- _Directions_
Take every line that has the string "JSON" and copy it out.

- _Dataset excerpt_
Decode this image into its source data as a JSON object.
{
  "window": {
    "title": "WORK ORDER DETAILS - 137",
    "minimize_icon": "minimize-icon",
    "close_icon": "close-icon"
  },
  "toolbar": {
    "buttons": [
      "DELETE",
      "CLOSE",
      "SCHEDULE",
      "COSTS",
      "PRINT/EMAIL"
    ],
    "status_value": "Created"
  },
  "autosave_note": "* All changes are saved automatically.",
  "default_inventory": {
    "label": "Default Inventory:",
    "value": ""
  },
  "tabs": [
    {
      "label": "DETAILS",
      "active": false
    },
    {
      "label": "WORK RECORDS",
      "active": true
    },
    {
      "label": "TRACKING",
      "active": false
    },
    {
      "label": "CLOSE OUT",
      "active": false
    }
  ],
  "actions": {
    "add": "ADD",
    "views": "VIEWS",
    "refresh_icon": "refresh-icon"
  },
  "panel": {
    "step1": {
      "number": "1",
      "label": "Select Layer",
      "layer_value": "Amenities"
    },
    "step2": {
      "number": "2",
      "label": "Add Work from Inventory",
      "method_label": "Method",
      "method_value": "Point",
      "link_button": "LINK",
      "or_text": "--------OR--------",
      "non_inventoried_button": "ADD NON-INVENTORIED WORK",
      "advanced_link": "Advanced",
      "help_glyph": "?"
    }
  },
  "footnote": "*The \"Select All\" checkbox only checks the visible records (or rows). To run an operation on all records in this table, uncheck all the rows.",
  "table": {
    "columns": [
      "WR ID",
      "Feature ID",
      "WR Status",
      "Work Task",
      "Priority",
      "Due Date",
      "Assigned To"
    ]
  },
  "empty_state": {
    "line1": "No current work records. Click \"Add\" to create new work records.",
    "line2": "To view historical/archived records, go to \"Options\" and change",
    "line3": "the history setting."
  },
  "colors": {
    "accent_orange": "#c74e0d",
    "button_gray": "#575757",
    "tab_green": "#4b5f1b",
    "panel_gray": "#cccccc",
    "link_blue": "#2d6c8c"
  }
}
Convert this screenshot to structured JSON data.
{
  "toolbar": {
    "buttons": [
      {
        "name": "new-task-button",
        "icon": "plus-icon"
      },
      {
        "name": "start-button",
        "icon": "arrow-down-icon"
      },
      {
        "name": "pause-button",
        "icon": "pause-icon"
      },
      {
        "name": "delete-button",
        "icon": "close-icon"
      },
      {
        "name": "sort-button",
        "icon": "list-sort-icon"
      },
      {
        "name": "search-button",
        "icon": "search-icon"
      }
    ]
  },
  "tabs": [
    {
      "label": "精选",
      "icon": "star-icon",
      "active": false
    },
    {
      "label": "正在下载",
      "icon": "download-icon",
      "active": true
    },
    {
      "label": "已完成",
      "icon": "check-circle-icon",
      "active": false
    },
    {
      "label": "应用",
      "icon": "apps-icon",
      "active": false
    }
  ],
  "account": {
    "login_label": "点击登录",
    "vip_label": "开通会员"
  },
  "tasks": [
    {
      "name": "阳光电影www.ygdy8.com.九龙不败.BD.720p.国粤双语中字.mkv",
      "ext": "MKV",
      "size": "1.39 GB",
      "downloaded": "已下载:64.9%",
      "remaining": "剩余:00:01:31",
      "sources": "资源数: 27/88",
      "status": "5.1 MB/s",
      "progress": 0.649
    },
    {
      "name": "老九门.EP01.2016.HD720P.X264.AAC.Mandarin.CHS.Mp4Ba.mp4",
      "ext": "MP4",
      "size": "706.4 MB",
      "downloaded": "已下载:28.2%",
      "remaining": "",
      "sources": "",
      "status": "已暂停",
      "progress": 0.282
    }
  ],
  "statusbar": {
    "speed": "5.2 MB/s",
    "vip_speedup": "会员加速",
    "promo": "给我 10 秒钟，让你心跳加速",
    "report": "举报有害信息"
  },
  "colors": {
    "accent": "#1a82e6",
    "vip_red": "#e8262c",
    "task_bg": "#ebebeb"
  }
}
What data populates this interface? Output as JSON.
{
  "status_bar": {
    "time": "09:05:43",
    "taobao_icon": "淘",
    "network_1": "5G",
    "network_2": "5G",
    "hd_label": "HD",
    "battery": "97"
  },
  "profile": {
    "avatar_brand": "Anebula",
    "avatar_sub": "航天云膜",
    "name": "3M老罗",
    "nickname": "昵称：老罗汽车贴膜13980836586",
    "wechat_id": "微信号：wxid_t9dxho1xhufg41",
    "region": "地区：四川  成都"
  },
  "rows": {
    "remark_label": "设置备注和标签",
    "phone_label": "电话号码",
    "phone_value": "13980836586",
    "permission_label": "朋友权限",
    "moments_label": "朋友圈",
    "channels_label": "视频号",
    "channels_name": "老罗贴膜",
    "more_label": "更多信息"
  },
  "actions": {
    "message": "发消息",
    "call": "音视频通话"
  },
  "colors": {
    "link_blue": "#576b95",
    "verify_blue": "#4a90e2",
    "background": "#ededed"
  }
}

- _Right answer_
Decode this image into its source data as a JSON object.
Convert this screenshot to structured JSON data.
What data populates this interface? Output as JSON.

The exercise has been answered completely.